*Given exercise:*
Restate the entire listing word for word.

....................

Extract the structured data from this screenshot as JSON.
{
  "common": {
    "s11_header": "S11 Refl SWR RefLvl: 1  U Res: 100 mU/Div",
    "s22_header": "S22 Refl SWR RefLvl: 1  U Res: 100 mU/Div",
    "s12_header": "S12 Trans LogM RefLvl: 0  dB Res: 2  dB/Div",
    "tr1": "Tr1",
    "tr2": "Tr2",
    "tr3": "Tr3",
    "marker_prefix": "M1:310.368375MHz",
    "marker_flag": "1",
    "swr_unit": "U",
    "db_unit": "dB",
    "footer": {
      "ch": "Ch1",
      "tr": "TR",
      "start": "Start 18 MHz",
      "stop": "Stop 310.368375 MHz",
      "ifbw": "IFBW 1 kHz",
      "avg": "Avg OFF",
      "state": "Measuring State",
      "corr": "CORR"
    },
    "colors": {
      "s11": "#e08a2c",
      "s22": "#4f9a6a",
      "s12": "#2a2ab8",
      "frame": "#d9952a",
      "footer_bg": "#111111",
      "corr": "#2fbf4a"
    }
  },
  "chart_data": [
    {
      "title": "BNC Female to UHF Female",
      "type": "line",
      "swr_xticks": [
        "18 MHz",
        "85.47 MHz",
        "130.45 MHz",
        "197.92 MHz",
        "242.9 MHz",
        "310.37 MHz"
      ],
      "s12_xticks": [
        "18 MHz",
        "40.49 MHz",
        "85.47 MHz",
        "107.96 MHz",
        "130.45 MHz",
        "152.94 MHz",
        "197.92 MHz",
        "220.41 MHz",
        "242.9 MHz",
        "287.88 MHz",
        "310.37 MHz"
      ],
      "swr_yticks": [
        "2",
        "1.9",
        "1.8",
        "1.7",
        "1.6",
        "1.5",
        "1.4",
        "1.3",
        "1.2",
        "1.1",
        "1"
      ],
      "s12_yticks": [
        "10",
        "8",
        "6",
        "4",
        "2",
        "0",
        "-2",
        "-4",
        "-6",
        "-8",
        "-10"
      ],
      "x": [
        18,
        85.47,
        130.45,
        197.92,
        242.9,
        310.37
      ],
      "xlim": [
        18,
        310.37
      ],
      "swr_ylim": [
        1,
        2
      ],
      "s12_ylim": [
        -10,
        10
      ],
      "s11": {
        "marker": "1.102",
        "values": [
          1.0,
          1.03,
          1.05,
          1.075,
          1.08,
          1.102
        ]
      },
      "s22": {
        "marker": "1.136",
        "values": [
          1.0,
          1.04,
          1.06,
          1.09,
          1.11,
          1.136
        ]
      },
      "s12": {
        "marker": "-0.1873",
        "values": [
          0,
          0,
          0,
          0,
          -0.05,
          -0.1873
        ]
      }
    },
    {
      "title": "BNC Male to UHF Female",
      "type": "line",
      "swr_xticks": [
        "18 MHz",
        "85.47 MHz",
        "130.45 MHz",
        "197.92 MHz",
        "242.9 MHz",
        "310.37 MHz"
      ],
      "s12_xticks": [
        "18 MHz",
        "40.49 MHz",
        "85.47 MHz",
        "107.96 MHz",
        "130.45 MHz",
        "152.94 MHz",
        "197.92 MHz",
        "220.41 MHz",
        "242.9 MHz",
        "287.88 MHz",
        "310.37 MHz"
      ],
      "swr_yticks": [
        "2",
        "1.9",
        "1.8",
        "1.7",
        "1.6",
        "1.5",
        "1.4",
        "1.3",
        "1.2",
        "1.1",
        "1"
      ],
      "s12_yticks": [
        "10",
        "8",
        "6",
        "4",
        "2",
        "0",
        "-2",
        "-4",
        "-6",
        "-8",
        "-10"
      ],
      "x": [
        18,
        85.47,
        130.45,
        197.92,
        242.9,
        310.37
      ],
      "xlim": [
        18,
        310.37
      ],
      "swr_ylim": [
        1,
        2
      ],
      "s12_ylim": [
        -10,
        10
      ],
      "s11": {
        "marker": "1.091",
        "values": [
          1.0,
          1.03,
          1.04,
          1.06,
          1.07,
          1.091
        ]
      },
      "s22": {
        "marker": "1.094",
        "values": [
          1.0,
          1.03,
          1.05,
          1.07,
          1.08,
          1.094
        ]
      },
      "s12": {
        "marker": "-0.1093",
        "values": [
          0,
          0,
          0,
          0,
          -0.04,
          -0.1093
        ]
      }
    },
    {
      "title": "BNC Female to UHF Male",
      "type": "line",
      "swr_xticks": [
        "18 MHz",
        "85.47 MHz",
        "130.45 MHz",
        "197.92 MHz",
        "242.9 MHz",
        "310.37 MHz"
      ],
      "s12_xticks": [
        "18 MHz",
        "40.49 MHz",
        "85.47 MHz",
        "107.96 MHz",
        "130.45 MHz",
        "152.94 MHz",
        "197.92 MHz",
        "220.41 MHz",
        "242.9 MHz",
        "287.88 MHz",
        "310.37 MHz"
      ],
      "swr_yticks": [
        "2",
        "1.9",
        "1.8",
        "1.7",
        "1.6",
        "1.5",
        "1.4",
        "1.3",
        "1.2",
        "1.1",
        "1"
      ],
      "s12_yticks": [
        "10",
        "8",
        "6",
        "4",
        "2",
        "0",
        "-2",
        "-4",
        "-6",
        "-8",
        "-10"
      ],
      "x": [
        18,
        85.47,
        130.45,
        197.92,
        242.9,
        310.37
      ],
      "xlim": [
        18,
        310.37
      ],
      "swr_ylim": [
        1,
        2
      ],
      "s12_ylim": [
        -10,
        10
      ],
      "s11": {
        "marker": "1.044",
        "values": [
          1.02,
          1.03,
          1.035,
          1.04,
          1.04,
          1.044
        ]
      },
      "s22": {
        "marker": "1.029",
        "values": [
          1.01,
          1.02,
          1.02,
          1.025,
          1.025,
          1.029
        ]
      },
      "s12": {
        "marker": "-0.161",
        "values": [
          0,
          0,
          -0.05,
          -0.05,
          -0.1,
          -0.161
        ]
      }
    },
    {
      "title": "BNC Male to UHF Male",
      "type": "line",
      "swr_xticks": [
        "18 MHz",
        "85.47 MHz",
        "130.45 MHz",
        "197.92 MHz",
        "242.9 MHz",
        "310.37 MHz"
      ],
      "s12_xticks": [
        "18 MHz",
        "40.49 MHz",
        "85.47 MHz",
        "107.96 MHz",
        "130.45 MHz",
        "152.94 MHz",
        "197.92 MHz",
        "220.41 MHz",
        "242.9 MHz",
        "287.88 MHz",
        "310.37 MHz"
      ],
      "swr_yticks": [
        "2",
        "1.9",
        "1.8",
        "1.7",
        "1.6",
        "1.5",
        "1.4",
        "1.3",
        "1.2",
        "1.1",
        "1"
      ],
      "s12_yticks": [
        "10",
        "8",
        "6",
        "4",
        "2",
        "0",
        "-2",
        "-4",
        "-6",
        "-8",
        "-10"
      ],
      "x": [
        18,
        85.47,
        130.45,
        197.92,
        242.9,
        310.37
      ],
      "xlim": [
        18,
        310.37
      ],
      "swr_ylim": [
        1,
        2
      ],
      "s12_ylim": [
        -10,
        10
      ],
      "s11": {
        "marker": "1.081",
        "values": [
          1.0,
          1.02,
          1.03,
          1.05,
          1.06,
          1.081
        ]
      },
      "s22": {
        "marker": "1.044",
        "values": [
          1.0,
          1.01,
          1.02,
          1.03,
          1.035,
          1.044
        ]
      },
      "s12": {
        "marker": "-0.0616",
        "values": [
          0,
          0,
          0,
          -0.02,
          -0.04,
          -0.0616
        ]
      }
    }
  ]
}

....................

*Exercise result:*
Extract the structured data from this screenshot as JSON.
{
  "common": {
    "s11_header": "S11 Refl SWR RefLvl: 1  U Res: 100 mU/Div",
    "s22_header": "S22 Refl SWR RefLvl: 1  U Res: 100 mU/Div",
    "s12_header": "S12 Trans LogM RefLvl: 0  dB Res: 2  dB/Div",
    "tr1": "Tr1",
    "tr2": "Tr2",
    "tr3": "Tr3",
    "marker_prefix": "M1:310.368375MHz",
    "marker_flag": "1",
    "swr_unit": "U",
    "db_unit": "dB",
    "footer": {
      "ch": "Ch1",
      "tr": "TR",
      "start": "Start 18 MHz",
      "stop": "Stop 310.368375 MHz",
      "ifbw": "IFBW 1 kHz",
      "avg": "Avg OFF",
      "state": "Measuring State",
      "corr": "CORR"
    },
    "colors": {
      "s11": "#e08a2c",
      "s22": "#4f9a6a",
      "s12": "#2a2ab8",
      "frame": "#d9952a",
      "footer_bg": "#111111",
      "corr": "#2fbf4a"
    }
  },
  "chart_data": [
    {
      "title": "BNC Female to UHF Female",
      "type": "line",
      "swr_xticks": [
        "18 MHz",
        "85.47 MHz",
        "130.45 MHz",
        "197.92 MHz",
        "242.9 MHz",
        "310.37 MHz"
      ],
      "s12_xticks": [
        "18 MHz",
        "40.49 MHz",
        "85.47 MHz",
        "107.96 MHz",
        "130.45 MHz",
        "152.94 MHz",
        "197.92 MHz",
        "220.41 MHz",
        "242.9 MHz",
        "287.88 MHz",
        "310.37 MHz"
      ],
      "swr_yticks": [
        "2",
        "1.9",
        "1.8",
        "1.7",
        "1.6",
        "1.5",
        "1.4",
        "1.3",
        "1.2",
        "1.1",
        "1"
      ],
      "s12_yticks": [
        "10",
        "8",
        "6",
        "4",
        "2",
        "0",
        "-2",
        "-4",
        "-6",
        "-8",
        "-10"
      ],
      "x": [
        18,
        85.47,
        130.45,
        197.92,
        242.9,
        310.37
      ],
      "xlim": [
        18,
        310.37
      ],
      "swr_ylim": [
        1,
        2
      ],
      "s12_ylim": [
        -10,
        10
      ],
      "s11": {
        "marker": "1.102",
        "values": [
          1.0,
          1.03,
          1.05,
          1.075,
          1.08,
          1.102
        ]
      },
      "s22": {
        "marker": "1.136",
        "values": [
          1.0,
          1.04,
          1.06,
          1.09,
          1.11,
          1.136
        ]
      },
      "s12": {
        "marker": "-0.1873",
        "values": [
          0,
          0,
          0,
          0,
          -0.05,
          -0.1873
        ]
      }
    },
    {
      "title": "BNC Male to UHF Female",
      "type": "line",
      "swr_xticks": [
        "18 MHz",
        "85.47 MHz",
        "130.45 MHz",
        "197.92 MHz",
        "242.9 MHz",
        "310.37 MHz"
      ],
      "s12_xticks": [
        "18 MHz",
        "40.49 MHz",
        "85.47 MHz",
        "107.96 MHz",
        "130.45 MHz",
        "152.94 MHz",
        "197.92 MHz",
        "220.41 MHz",
        "242.9 MHz",
        "287.88 MHz",
        "310.37 MHz"
      ],
      "swr_yticks": [
        "2",
        "1.9",
        "1.8",
        "1.7",
        "1.6",
        "1.5",
        "1.4",
        "1.3",
        "1.2",
        "1.1",
        "1"
      ],
      "s12_yticks": [
        "10",
        "8",
        "6",
        "4",
        "2",
        "0",
        "-2",
        "-4",
        "-6",
        "-8",
        "-10"
      ],
      "x": [
        18,
        85.47,
        130.45,
        197.92,
        242.9,
        310.37
      ],
      "xlim": [
        18,
        310.37
      ],
      "swr_ylim": [
        1,
        2
      ],
      "s12_ylim": [
        -10,
        10
      ],
      "s11": {
        "marker": "1.091",
        "values": [
          1.0,
          1.03,
          1.04,
          1.06,
          1.07,
          1.091
        ]
      },
      "s22": {
        "marker": "1.094",
        "values": [
          1.0,
          1.03,
          1.05,
          1.07,
          1.08,
          1.094
        ]
      },
      "s12": {
        "marker": "-0.1093",
        "values": [
          0,
          0,
          0,
          0,
          -0.04,
          -0.1093
        ]
      }
    },
    {
      "title": "BNC Female to UHF Male",
      "type": "line",
      "swr_xticks": [
        "18 MHz",
        "85.47 MHz",
        "130.45 MHz",
        "197.92 MHz",
        "242.9 MHz",
        "310.37 MHz"
      ],
      "s12_xticks": [
        "18 MHz",
        "40.49 MHz",
        "85.47 MHz",
        "107.96 MHz",
        "130.45 MHz",
        "152.94 MHz",
        "197.92 MHz",
        "220.41 MHz",
        "242.9 MHz",
        "287.88 MHz",
        "310.37 MHz"
      ],
      "swr_yticks": [
        "2",
        "1.9",
        "1.8",
        "1.7",
        "1.6",
        "1.5",
        "1.4",
        "1.3",
        "1.2",
        "1.1",
        "1"
      ],
      "s12_yticks": [
        "10",
        "8",
        "6",
        "4",
        "2",
        "0",
        "-2",
        "-4",
        "-6",
        "-8",
        "-10"
      ],
      "x": [
        18,
        85.47,
        130.45,
        197.92,
        242.9,
        310.37
      ],
      "xlim": [
        18,
        310.37
      ],
      "swr_ylim": [
        1,
        2
      ],
      "s12_ylim": [
        -10,
        10
      ],
      "s11": {
        "marker": "1.044",
        "values": [
          1.02,
          1.03,
          1.035,
          1.04,
          1.04,
          1.044
        ]
      },
      "s22": {
        "marker": "1.029",
        "values": [
          1.01,
          1.02,
          1.02,
          1.025,
          1.025,
          1.029
        ]
      },
      "s12": {
        "marker": "-0.161",
        "values": [
          0,
          0,
          -0.05,
          -0.05,
          -0.1,
          -0.161
        ]
      }
    },
    {
      "title": "BNC Male to UHF Male",
      "type": "line",
      "swr_xticks": [
        "18 MHz",
        "85.47 MHz",
        "130.45 MHz",
        "197.92 MHz",
        "242.9 MHz",
        "310.37 MHz"
      ],
      "s12_xticks": [
        "18 MHz",
        "40.49 MHz",
        "85.47 MHz",
        "107.96 MHz",
        "130.45 MHz",
        "152.94 MHz",
        "197.92 MHz",
        "220.41 MHz",
        "242.9 MHz",
        "287.88 MHz",
        "310.37 MHz"
      ],
      "swr_yticks": [
        "2",
        "1.9",
        "1.8",
        "1.7",
        "1.6",
        "1.5",
        "1.4",
        "1.3",
        "1.2",
        "1.1",
        "1"
      ],
      "s12_yticks": [
        "10",
        "8",
        "6",
        "4",
        "2",
        "0",
        "-2",
        "-4",
        "-6",
        "-8",
        "-10"
      ],
      "x": [
        18,
        85.47,
        130.45,
        197.92,
        242.9,
        310.37
      ],
      "xlim": [
        18,
        310.37
      ],
      "swr_ylim": [
        1,
        2
      ],
      "s12_ylim": [
        -10,
        10
      ],
      "s11": {
        "marker": "1.081",
        "values": [
          1.0,
          1.02,
          1.03,
          1.05,
          1.06,
          1.081
        ]
      },
      "s22": {
        "marker": "1.044",
        "values": [
          1.0,
          1.01,
          1.02,
          1.03,
          1.035,
          1.044
        ]
      },
      "s12": {
        "marker": "-0.0616",
        "values": [
          0,
          0,
          0,
          -0.02,
          -0.04,
          -0.0616
        ]
      }
    }
  ]
}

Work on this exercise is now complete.